Set exercise: Return every line of the data below that includes the string "Komputer".
★ ★ ★ ★
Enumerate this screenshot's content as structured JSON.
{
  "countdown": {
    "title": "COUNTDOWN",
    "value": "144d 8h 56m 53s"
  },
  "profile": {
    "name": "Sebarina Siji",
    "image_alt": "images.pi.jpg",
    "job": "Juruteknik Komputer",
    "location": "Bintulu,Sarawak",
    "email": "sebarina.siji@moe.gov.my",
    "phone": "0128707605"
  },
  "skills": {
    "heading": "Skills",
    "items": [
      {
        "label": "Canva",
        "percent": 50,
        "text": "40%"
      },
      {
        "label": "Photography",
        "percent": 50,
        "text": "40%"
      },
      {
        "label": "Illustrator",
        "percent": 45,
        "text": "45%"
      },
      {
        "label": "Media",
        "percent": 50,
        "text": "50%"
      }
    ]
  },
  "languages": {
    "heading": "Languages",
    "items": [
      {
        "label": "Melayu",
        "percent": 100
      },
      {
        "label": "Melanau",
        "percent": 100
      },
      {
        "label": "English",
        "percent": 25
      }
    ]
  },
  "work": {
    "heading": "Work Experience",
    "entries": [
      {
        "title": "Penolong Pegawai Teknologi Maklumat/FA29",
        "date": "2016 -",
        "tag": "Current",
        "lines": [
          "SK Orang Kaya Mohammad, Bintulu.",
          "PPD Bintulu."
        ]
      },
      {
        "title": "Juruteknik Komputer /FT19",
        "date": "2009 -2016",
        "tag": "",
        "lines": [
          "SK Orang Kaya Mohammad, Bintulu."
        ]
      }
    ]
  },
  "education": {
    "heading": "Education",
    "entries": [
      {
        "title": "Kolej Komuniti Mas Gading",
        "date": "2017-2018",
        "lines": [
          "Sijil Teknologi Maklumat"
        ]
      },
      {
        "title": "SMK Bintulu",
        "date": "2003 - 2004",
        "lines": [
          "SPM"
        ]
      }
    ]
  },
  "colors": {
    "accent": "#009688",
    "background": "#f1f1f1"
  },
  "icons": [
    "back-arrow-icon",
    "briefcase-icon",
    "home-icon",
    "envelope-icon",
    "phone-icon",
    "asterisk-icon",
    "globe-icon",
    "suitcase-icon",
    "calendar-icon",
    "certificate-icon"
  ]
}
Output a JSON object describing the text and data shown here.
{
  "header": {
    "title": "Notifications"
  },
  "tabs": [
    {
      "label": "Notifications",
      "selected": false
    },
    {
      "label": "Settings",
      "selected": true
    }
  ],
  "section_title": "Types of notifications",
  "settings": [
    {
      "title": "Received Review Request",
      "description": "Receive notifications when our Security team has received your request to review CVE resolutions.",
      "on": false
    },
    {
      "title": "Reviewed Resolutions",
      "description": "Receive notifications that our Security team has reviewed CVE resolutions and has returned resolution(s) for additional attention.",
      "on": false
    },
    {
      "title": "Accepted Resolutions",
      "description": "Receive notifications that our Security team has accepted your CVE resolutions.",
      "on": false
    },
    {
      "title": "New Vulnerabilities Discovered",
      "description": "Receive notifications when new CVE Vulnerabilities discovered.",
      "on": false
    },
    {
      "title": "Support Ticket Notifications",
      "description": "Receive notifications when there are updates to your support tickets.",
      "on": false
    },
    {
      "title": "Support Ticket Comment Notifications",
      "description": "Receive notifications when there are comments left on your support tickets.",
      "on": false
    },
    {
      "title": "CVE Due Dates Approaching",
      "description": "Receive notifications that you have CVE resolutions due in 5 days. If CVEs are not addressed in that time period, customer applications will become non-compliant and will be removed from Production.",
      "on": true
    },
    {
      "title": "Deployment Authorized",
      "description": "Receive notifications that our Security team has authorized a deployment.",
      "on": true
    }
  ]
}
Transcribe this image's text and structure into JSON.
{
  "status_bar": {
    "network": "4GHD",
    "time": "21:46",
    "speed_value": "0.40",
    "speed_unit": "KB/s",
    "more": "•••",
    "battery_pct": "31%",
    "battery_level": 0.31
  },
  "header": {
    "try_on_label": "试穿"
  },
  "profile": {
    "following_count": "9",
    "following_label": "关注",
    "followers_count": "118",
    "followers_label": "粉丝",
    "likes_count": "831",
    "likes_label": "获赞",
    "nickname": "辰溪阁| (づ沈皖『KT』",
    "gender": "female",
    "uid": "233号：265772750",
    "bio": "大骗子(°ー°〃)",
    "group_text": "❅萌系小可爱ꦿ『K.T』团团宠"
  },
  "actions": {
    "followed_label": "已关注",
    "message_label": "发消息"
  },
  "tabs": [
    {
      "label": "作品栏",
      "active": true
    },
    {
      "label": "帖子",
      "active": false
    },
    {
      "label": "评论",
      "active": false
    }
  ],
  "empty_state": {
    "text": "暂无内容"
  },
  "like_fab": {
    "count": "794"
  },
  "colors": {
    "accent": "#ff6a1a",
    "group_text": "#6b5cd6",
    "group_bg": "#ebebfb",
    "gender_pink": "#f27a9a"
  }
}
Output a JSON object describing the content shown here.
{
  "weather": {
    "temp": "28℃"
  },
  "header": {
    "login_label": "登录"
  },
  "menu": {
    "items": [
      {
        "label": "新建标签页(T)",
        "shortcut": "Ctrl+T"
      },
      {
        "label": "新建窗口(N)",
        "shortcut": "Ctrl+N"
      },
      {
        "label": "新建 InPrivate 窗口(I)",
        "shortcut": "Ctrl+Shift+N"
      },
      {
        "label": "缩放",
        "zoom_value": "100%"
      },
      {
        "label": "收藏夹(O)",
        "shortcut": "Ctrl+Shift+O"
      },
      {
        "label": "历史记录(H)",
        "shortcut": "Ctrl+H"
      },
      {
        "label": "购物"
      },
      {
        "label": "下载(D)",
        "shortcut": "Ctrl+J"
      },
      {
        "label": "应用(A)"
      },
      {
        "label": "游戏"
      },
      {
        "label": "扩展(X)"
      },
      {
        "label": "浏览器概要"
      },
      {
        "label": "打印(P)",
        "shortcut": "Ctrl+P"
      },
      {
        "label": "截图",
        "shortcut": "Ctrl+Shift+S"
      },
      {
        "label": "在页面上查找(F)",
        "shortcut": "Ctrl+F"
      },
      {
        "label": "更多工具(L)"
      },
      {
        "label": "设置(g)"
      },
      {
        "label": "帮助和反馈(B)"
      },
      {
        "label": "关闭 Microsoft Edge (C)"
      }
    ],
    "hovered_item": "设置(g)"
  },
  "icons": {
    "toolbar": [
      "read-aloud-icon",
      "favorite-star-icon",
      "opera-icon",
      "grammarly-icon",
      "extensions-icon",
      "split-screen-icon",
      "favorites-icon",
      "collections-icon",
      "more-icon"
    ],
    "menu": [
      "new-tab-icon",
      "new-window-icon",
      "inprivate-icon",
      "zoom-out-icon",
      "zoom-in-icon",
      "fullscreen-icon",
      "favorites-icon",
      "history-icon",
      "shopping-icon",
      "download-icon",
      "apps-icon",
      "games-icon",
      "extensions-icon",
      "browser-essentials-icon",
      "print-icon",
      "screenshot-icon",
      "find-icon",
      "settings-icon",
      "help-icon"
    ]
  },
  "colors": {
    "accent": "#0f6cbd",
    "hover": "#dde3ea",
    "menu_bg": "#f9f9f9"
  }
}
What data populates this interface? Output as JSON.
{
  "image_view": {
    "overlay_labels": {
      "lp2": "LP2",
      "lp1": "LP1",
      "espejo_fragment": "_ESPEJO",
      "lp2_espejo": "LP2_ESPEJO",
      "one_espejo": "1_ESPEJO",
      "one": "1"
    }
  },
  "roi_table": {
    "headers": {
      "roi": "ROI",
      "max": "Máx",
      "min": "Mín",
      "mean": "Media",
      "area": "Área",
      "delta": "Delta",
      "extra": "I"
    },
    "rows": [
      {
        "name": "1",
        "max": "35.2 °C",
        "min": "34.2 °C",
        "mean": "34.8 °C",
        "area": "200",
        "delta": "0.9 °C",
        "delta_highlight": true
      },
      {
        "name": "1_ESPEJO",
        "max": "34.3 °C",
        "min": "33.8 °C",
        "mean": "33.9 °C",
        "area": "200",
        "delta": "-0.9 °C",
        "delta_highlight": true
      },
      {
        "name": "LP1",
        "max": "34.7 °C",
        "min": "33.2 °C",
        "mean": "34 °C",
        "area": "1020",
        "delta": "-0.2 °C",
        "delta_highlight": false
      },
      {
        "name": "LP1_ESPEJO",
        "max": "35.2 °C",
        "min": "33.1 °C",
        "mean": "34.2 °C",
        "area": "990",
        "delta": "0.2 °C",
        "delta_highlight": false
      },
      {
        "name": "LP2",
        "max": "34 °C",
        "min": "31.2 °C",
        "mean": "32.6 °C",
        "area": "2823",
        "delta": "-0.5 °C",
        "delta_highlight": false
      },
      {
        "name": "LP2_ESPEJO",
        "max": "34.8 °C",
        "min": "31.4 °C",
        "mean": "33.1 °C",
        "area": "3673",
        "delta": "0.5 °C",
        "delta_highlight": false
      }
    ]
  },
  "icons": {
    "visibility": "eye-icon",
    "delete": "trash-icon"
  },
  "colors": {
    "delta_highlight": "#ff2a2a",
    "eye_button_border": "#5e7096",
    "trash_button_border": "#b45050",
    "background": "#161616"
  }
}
★ ★ ★ ★
Response to this exercise:
    "job": "Juruteknik Komputer",
        "title": "Juruteknik Komputer /FT19",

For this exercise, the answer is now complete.